## [What you will do]
Show every line of the records below that contains the word "outlet".

(Data records)
------

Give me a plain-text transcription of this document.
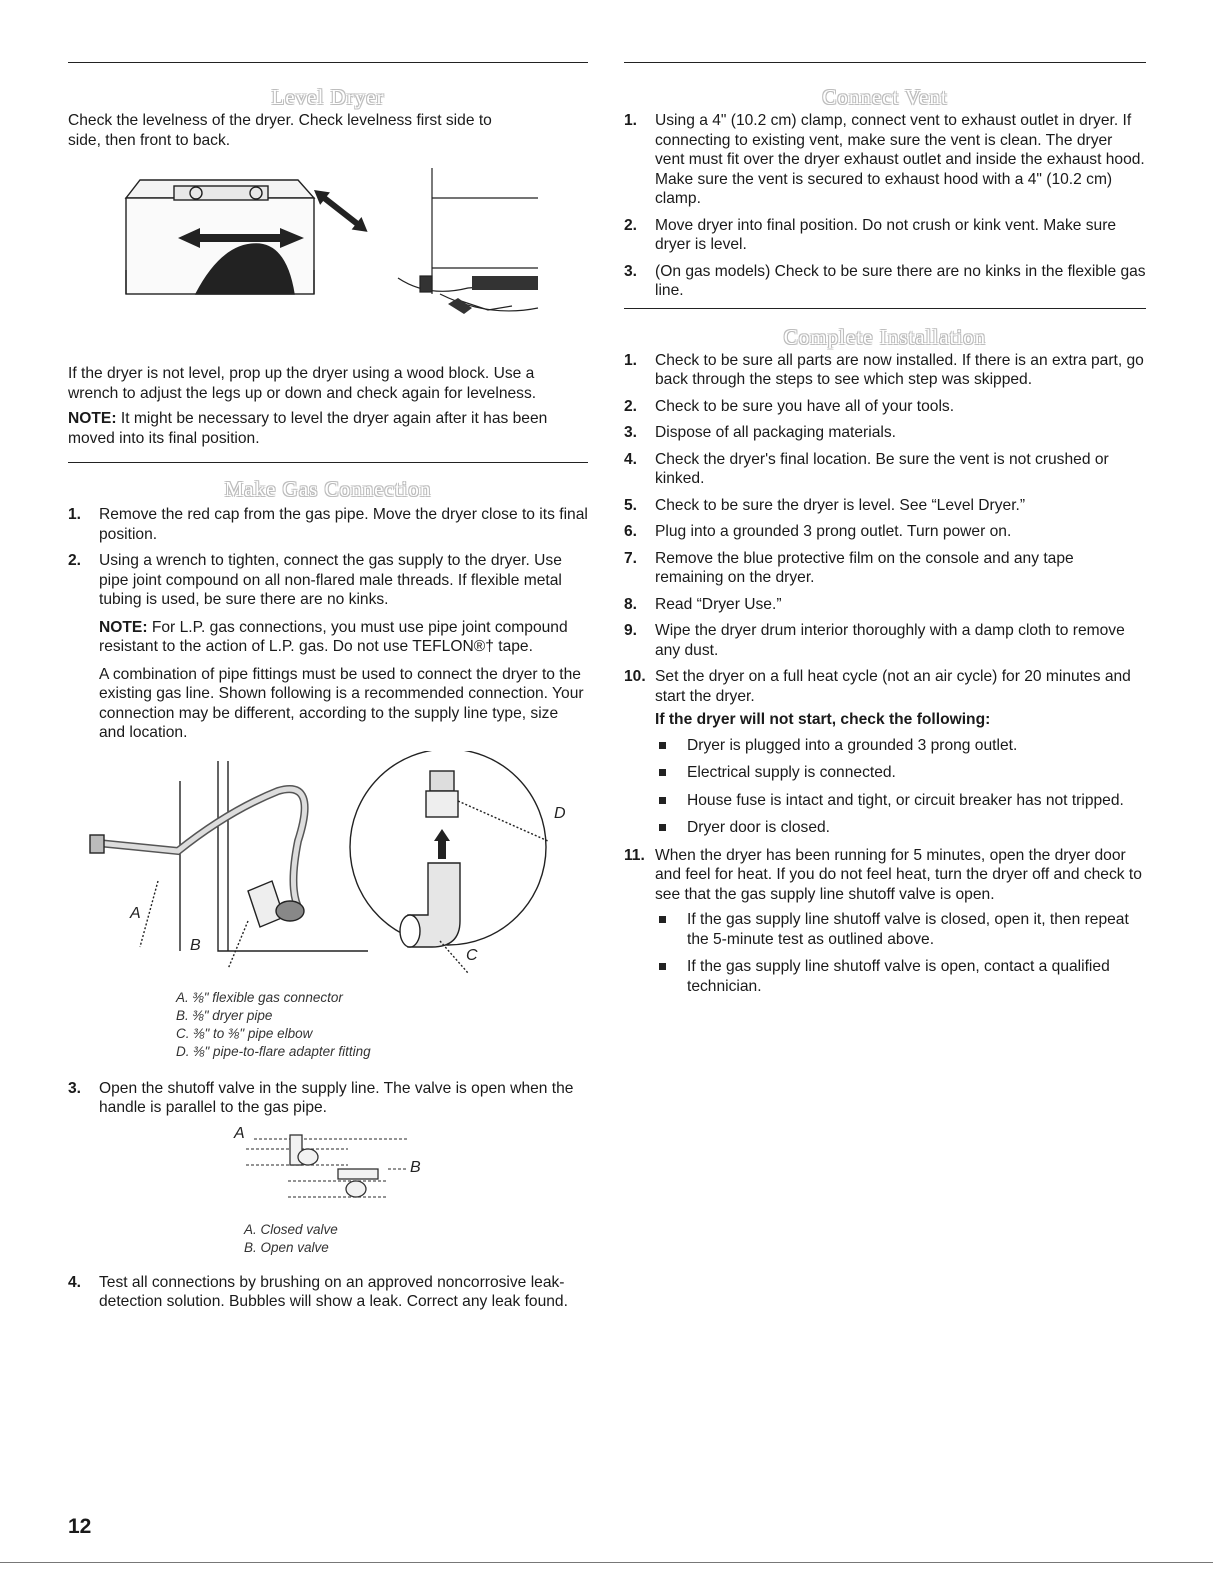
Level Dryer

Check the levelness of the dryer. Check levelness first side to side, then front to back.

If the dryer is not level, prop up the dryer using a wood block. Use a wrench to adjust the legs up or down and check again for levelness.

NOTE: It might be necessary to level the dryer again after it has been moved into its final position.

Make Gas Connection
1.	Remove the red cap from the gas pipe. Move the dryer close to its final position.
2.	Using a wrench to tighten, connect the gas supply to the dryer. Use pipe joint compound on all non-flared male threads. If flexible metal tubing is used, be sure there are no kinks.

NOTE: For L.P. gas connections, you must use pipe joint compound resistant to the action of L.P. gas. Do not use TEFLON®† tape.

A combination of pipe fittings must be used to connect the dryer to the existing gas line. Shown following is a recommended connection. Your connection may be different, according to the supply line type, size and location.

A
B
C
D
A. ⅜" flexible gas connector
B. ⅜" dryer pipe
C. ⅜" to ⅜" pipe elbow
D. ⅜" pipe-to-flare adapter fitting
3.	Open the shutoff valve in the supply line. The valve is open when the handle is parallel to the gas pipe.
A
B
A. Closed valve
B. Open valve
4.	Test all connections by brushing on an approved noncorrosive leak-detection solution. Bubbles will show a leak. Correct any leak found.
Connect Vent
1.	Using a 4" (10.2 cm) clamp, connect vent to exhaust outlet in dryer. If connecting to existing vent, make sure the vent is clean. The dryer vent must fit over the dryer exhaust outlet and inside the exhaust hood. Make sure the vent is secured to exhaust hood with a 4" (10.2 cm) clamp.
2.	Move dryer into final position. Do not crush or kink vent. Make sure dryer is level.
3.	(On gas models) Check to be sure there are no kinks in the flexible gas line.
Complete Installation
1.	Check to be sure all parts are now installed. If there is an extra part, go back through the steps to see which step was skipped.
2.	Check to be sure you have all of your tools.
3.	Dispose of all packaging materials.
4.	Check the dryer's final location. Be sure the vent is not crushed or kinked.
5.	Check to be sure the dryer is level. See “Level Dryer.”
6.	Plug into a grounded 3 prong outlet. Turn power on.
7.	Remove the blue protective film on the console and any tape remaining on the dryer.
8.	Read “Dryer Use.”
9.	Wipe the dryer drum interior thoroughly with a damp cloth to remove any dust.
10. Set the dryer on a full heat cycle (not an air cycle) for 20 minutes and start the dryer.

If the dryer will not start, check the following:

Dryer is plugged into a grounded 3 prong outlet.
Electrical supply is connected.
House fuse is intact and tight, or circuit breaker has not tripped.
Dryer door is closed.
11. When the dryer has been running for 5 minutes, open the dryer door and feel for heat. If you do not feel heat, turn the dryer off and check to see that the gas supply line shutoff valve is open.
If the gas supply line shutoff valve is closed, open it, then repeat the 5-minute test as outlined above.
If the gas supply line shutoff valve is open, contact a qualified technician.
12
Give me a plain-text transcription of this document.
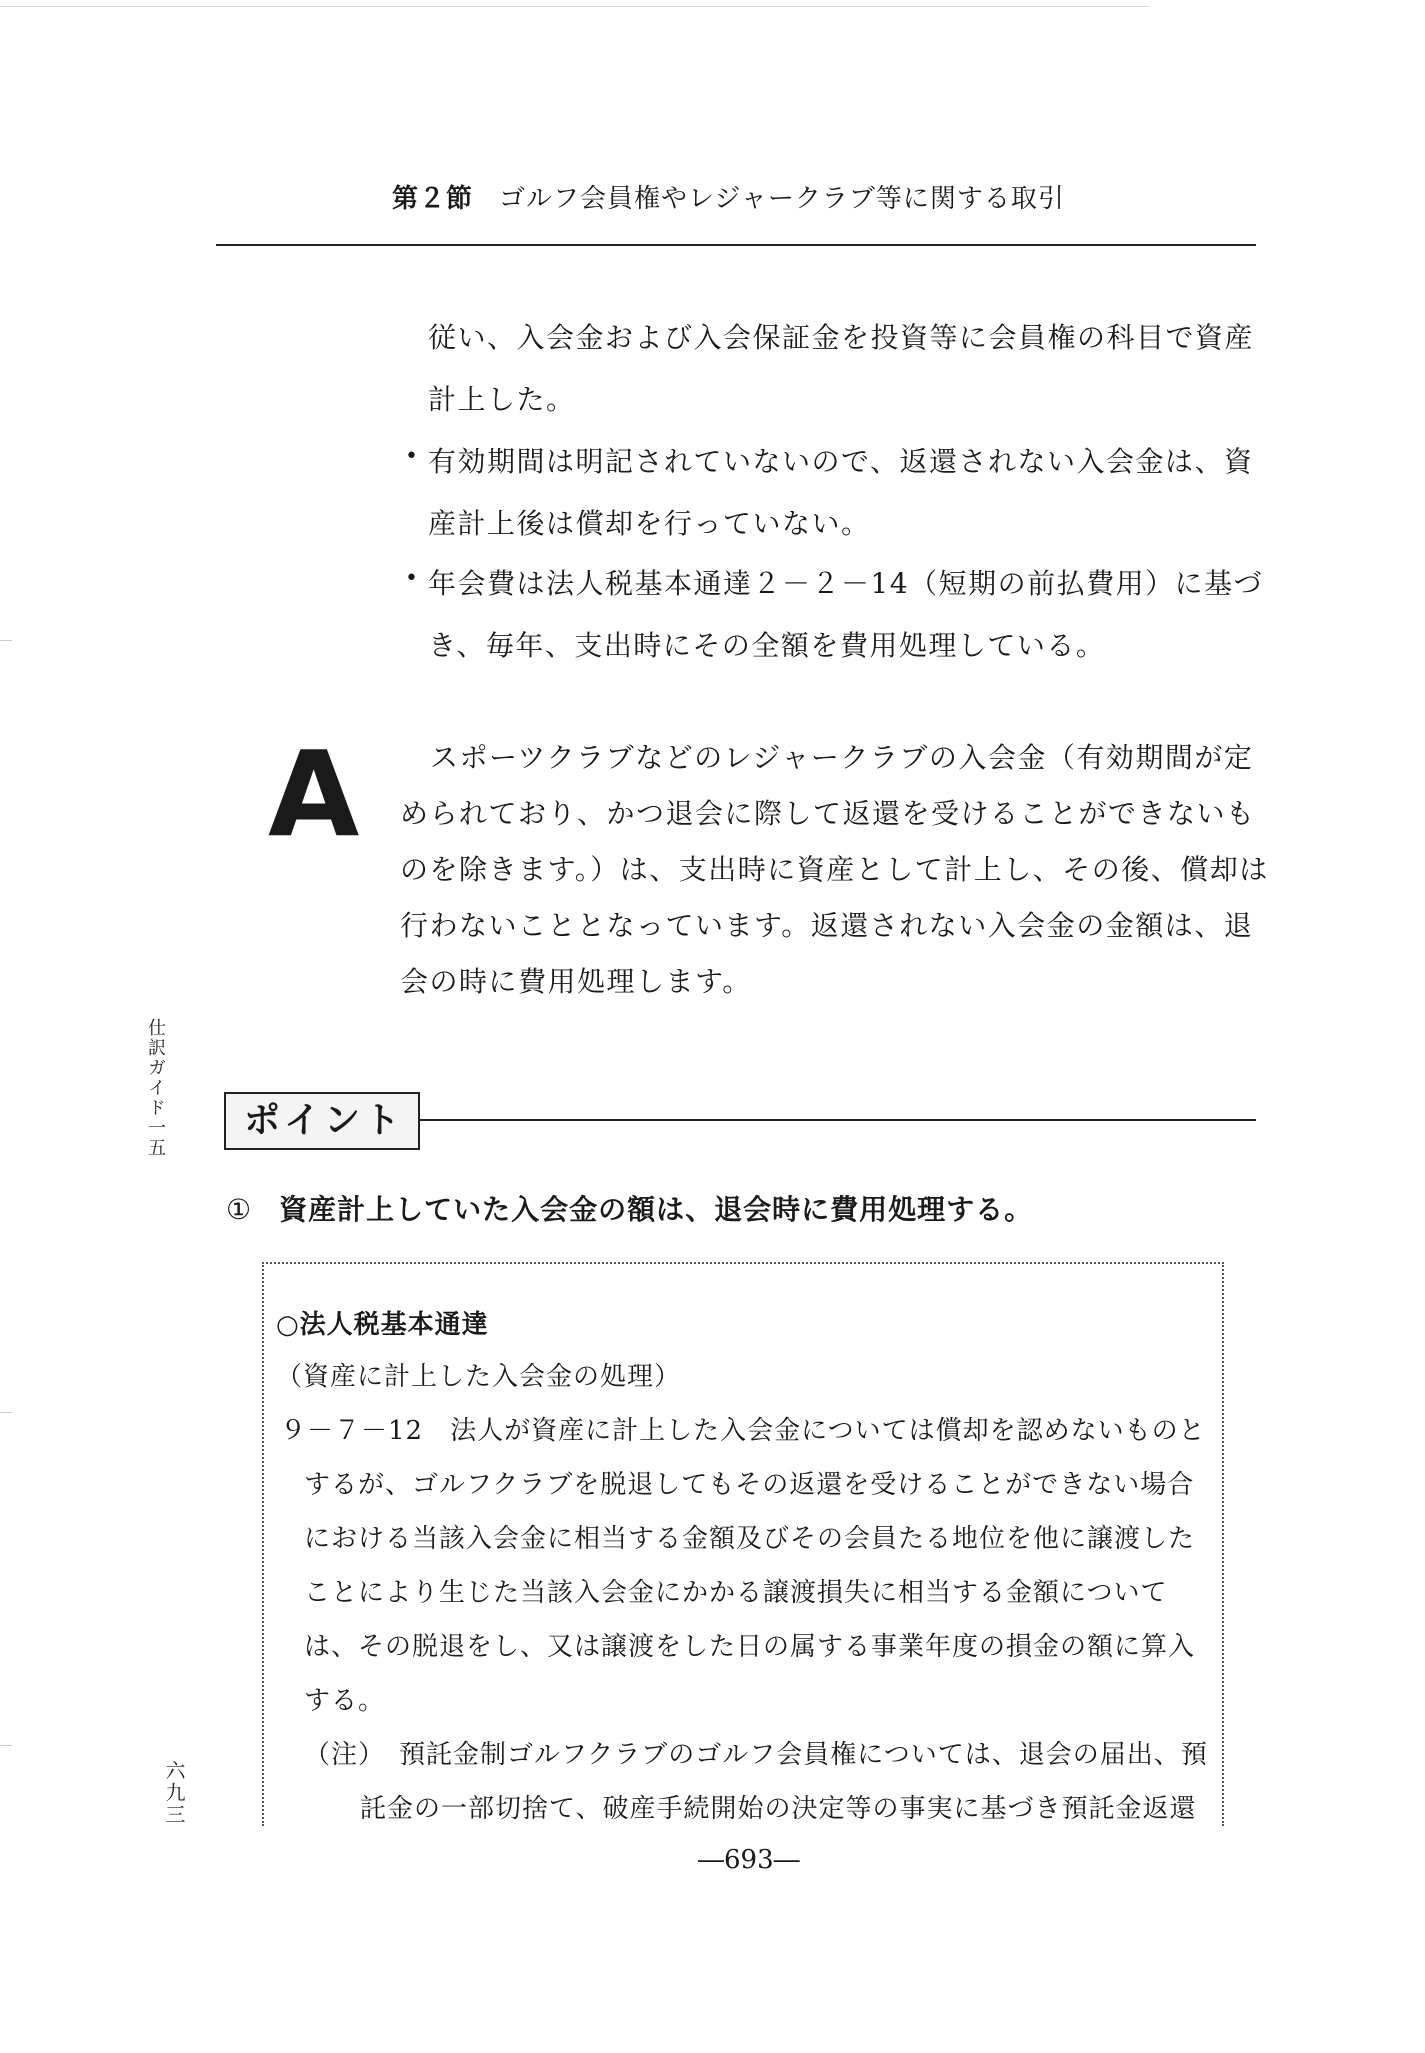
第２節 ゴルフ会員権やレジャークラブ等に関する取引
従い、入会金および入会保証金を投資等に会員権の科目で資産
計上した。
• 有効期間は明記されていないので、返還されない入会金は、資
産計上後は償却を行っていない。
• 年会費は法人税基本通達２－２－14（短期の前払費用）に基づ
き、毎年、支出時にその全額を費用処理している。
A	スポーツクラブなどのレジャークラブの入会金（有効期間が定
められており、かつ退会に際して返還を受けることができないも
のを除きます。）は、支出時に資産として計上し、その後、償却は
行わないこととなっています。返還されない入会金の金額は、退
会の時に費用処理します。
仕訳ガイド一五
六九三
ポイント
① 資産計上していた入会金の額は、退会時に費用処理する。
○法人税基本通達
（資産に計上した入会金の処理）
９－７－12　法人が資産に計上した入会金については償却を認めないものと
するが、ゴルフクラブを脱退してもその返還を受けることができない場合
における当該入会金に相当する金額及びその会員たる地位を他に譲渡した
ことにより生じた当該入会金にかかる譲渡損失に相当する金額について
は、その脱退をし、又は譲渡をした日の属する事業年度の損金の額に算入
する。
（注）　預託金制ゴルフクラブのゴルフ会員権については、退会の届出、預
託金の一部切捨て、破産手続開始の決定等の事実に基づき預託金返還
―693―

------

## [Reply to the task]
1.	Using a 4" (10.2 cm) clamp, connect vent to exhaust outlet in dryer. If connecting to existing vent, make sure the vent is clean. The dryer vent must fit over the dryer exhaust outlet and inside the exhaust hood. Make sure the vent is secured to exhaust hood with a 4" (10.2 cm) clamp.
6.	Plug into a grounded 3 prong outlet. Turn power on.
Dryer is plugged into a grounded 3 prong outlet.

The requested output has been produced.